+++ Record excerpts +++

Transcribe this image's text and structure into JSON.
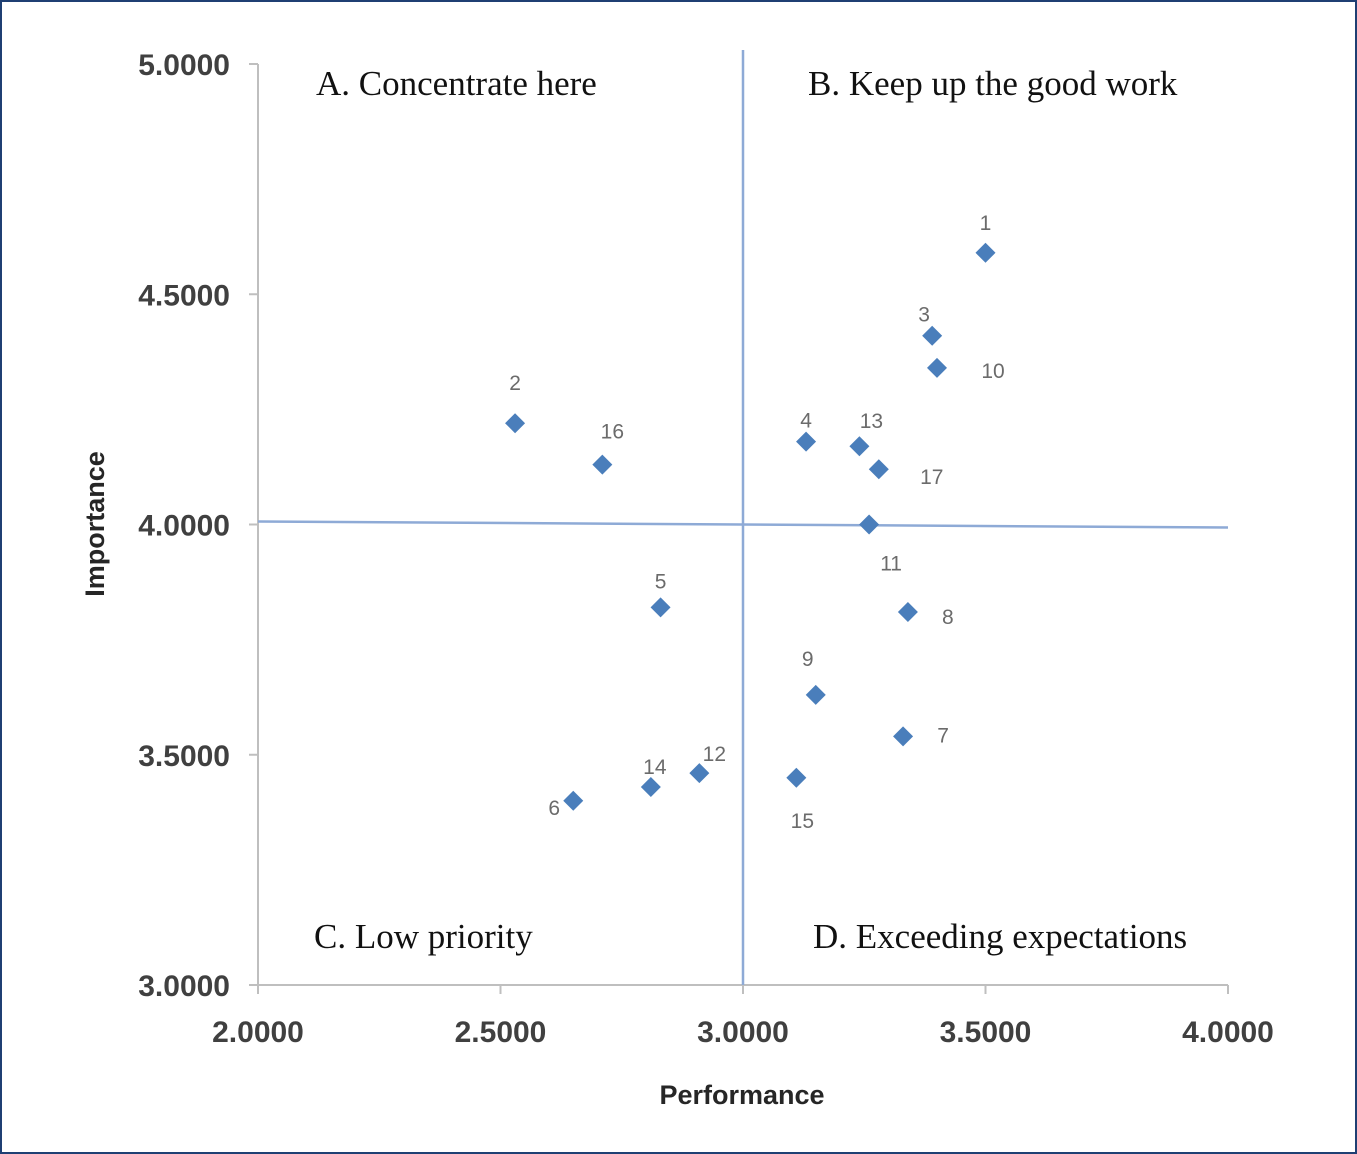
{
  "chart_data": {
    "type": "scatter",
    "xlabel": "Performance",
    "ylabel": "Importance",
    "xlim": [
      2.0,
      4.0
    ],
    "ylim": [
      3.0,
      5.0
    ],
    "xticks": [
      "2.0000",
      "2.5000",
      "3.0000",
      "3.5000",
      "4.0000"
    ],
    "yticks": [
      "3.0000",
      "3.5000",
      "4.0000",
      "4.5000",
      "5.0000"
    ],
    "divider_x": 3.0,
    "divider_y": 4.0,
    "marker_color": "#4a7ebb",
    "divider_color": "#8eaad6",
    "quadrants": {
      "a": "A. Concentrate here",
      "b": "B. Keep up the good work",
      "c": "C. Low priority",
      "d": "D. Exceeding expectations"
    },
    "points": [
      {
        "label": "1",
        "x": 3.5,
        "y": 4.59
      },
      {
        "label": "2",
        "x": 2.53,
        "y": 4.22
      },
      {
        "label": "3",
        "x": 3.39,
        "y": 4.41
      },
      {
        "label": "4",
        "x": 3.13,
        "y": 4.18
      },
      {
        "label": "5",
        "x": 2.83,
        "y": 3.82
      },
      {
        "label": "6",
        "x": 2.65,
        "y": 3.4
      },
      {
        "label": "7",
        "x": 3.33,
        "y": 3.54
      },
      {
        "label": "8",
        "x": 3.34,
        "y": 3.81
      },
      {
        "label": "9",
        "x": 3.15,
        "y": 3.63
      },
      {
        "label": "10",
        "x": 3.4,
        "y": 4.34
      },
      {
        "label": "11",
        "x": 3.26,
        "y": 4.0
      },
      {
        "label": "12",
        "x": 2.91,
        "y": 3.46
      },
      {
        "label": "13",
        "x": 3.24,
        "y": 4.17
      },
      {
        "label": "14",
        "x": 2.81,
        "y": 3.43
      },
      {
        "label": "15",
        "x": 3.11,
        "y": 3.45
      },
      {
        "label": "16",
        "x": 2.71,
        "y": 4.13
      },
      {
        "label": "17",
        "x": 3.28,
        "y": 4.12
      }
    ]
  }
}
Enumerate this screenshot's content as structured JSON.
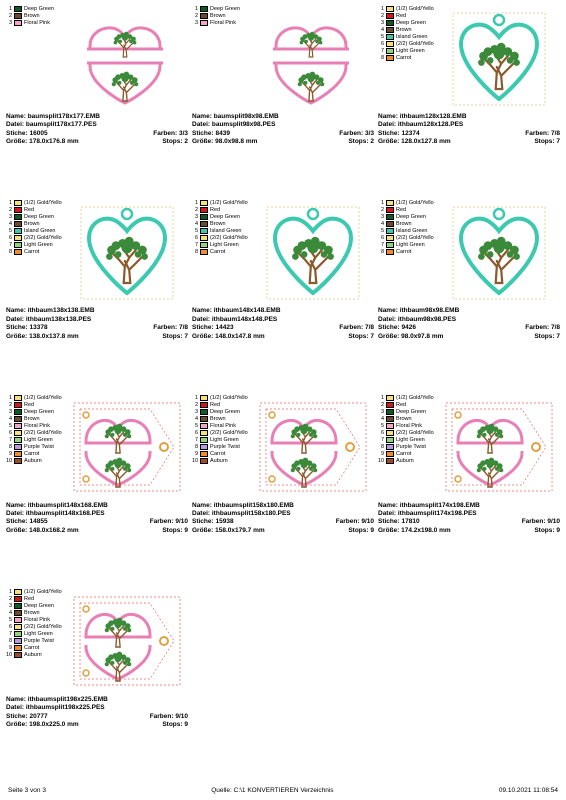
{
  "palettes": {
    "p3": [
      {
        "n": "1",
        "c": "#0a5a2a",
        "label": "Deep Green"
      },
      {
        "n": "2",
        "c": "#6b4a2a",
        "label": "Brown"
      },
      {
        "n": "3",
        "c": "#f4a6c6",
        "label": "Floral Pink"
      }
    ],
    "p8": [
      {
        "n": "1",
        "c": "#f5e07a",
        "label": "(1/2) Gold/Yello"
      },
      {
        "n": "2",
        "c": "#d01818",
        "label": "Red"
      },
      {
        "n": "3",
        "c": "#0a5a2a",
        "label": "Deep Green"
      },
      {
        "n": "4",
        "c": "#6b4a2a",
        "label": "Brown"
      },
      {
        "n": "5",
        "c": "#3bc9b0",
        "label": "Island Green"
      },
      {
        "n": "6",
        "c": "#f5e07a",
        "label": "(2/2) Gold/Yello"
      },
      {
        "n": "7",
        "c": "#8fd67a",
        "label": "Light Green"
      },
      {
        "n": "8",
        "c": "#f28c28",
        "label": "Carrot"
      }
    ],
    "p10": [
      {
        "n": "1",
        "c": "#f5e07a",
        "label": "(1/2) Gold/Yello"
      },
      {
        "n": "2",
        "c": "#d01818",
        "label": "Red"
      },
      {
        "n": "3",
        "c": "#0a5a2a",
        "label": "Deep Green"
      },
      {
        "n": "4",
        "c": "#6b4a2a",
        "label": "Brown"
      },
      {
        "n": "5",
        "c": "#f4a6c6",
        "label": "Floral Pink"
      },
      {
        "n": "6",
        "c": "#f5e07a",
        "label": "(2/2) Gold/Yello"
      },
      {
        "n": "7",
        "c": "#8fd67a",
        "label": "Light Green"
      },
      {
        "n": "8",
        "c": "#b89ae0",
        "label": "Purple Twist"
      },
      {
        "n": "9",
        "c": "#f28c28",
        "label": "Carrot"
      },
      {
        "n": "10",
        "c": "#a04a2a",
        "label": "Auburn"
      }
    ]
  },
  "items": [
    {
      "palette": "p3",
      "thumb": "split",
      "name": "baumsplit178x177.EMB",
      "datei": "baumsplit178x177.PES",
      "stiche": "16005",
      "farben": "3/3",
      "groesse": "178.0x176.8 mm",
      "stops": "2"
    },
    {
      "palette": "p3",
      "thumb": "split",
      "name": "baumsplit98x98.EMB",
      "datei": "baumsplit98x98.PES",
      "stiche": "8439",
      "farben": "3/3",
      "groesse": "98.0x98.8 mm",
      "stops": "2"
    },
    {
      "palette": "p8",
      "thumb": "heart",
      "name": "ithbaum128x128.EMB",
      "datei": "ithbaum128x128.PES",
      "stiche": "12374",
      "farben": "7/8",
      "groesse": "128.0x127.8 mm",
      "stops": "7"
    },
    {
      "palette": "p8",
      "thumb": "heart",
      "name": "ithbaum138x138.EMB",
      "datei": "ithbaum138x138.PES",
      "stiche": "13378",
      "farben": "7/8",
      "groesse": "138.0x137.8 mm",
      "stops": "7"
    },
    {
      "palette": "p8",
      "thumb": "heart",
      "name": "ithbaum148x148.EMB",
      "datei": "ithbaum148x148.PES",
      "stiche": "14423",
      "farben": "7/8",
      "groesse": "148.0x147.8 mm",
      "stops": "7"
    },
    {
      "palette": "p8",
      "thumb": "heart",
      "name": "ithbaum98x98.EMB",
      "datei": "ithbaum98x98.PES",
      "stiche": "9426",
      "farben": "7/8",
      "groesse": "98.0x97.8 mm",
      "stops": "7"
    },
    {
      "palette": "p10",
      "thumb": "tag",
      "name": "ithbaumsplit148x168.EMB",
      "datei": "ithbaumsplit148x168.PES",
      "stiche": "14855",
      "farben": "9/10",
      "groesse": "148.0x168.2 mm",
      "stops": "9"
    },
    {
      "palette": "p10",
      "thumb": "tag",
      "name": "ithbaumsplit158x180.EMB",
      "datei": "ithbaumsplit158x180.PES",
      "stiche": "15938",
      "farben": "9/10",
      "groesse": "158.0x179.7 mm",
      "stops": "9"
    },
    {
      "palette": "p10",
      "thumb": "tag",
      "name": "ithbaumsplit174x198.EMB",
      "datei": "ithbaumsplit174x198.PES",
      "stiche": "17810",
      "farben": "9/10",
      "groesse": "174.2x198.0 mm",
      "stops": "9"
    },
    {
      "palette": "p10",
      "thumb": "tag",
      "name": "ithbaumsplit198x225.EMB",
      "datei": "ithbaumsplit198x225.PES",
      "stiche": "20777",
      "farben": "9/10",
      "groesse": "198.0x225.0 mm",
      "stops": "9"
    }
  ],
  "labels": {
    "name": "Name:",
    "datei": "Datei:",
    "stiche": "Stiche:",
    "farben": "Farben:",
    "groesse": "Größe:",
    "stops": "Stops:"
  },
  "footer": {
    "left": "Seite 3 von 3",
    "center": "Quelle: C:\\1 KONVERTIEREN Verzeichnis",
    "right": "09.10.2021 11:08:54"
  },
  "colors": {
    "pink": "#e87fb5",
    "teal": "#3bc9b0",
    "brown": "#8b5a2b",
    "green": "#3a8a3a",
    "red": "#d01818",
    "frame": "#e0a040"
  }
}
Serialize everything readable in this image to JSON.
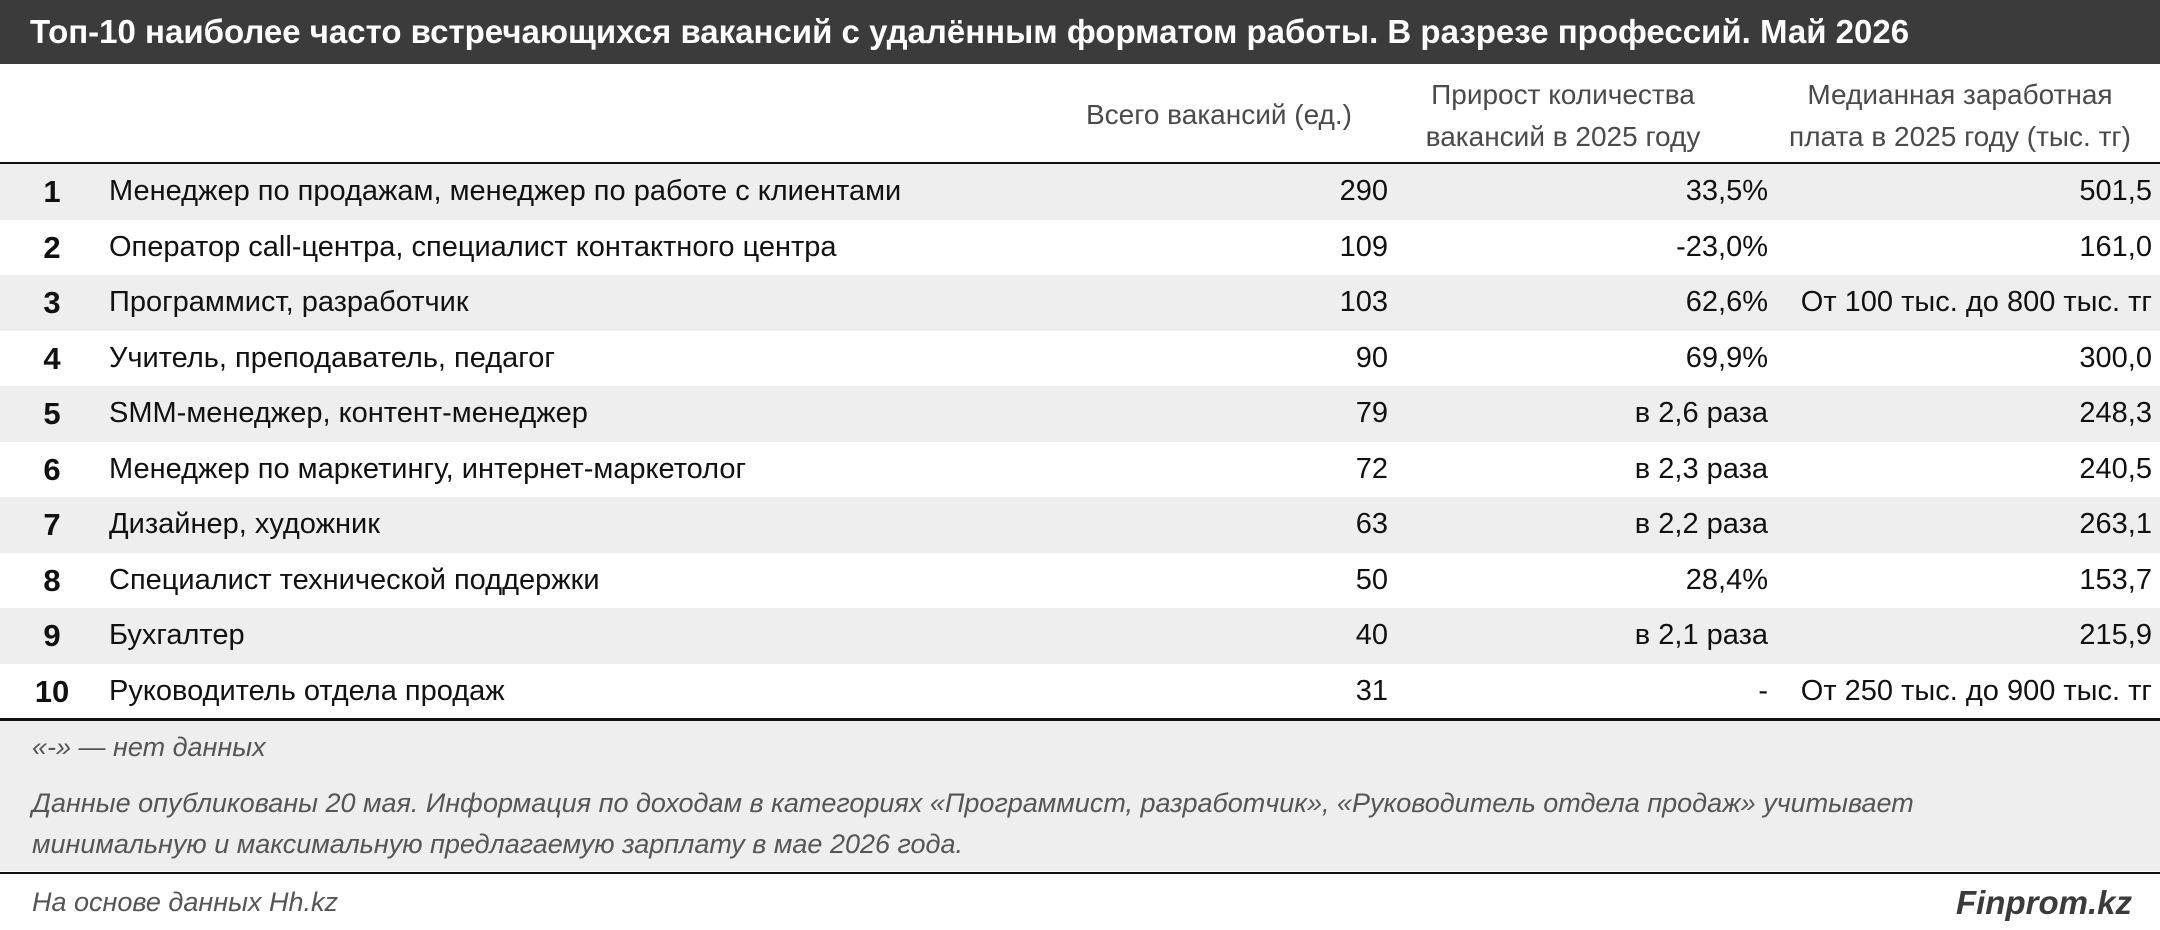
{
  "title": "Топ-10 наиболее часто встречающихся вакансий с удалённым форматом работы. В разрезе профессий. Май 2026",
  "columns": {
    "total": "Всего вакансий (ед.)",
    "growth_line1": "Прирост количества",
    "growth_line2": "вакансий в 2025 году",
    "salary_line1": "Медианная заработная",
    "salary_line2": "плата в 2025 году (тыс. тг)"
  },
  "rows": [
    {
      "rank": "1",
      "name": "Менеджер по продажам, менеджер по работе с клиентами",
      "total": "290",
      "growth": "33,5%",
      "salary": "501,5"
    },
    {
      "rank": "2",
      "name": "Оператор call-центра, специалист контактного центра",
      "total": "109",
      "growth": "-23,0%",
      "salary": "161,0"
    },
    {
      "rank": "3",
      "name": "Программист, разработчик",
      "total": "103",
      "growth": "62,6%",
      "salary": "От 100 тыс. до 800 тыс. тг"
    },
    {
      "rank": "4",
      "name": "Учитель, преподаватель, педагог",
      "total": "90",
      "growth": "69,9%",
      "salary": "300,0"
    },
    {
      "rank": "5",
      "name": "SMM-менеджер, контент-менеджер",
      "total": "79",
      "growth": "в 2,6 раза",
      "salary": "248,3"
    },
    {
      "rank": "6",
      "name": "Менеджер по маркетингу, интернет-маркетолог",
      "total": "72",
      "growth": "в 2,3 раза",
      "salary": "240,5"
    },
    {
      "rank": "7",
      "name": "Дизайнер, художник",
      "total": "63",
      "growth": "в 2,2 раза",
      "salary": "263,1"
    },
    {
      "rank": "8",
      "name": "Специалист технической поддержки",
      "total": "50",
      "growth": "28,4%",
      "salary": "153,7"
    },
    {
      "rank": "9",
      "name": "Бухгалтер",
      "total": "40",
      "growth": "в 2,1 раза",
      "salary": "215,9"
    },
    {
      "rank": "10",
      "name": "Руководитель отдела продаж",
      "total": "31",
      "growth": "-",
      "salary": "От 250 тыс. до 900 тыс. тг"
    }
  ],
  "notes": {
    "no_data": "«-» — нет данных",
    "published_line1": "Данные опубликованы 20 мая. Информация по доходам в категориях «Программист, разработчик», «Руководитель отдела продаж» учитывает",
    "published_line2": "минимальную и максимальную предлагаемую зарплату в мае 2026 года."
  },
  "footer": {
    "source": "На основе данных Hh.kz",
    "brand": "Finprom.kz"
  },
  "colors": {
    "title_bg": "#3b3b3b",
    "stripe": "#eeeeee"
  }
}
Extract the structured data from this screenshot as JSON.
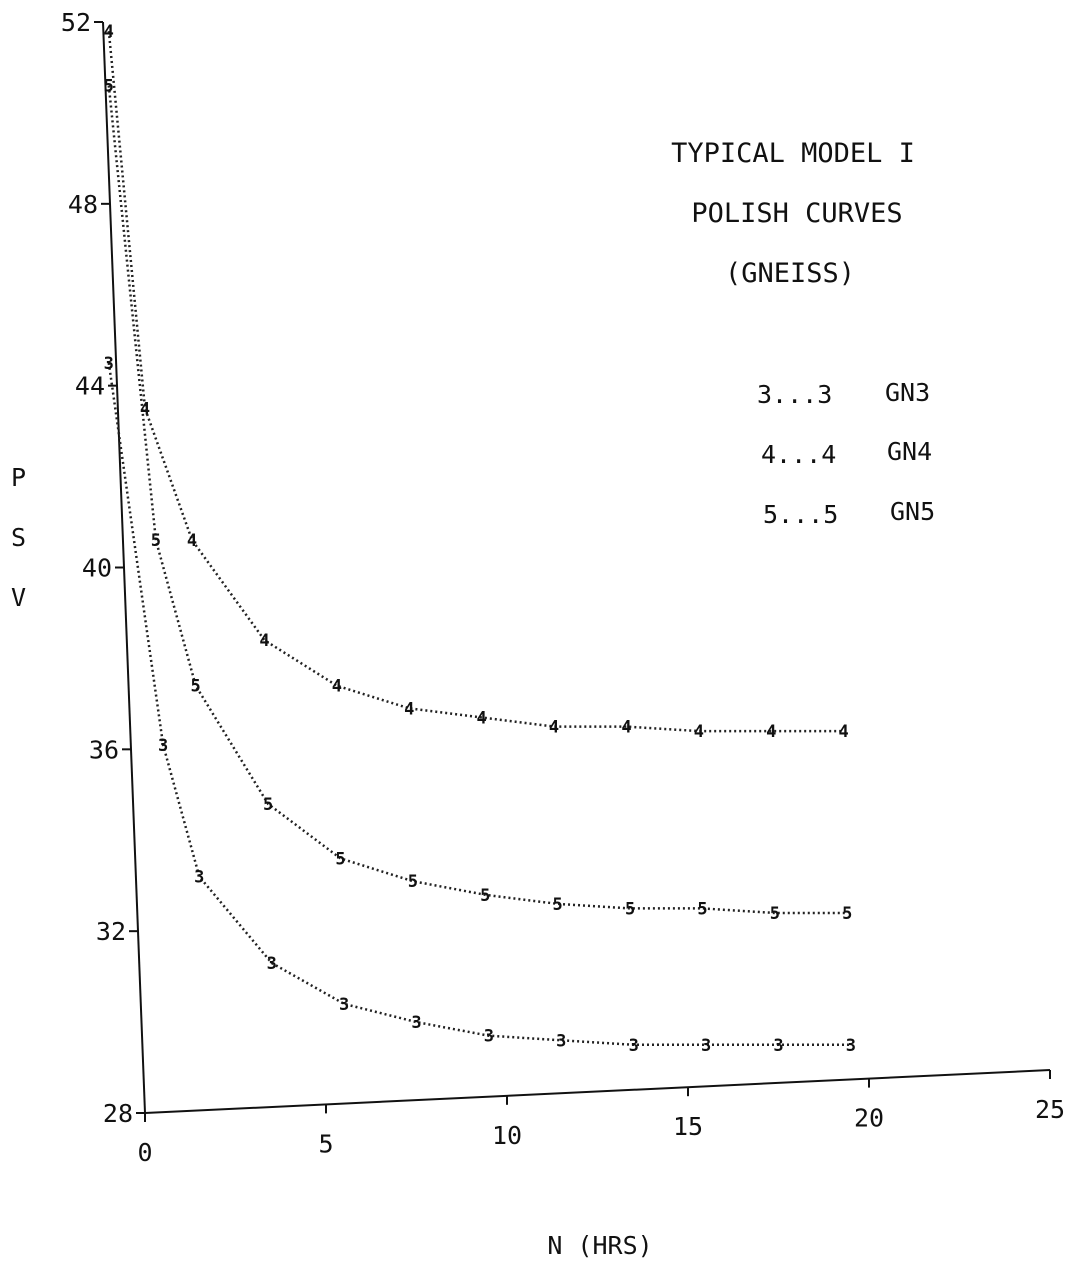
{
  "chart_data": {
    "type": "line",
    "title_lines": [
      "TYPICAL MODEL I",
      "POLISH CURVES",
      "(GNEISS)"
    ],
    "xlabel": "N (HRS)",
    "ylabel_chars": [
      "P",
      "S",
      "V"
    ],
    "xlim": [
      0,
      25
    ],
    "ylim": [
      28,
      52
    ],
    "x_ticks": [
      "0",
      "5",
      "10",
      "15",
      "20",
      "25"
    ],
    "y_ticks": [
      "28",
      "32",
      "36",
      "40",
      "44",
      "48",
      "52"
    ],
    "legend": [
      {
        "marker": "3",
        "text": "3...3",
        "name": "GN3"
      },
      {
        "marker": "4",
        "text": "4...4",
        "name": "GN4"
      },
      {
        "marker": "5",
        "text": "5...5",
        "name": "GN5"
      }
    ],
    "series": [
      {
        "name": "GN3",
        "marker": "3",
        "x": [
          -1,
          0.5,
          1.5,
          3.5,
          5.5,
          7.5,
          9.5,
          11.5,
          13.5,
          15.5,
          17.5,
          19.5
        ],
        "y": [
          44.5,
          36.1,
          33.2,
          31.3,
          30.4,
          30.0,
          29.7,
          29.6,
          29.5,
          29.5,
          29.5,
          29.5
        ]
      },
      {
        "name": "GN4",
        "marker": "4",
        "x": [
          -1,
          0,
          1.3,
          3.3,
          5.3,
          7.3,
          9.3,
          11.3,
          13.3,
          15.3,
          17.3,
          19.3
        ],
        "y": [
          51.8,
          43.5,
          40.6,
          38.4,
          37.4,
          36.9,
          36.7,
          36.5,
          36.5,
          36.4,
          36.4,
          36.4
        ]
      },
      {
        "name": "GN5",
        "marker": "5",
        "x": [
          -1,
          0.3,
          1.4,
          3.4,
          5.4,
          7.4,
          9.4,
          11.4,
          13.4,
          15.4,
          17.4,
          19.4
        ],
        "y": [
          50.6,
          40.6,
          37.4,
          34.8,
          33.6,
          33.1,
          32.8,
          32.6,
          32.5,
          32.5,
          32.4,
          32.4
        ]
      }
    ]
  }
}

+++

Task to complete - Filter the records, keeping only lines that contain "stiche", and show those lines.

Result of the exercise -
      "stiche": "16005",
      "stiche": "8439",
      "stiche": "12374",
      "stiche": "13378",
      "stiche": "14423",
      "stiche": "9426",
      "stiche": "14855",
      "stiche": "15938",
      "stiche": "17810",
      "stiche": "20777",
    "stiche": "Stiche:",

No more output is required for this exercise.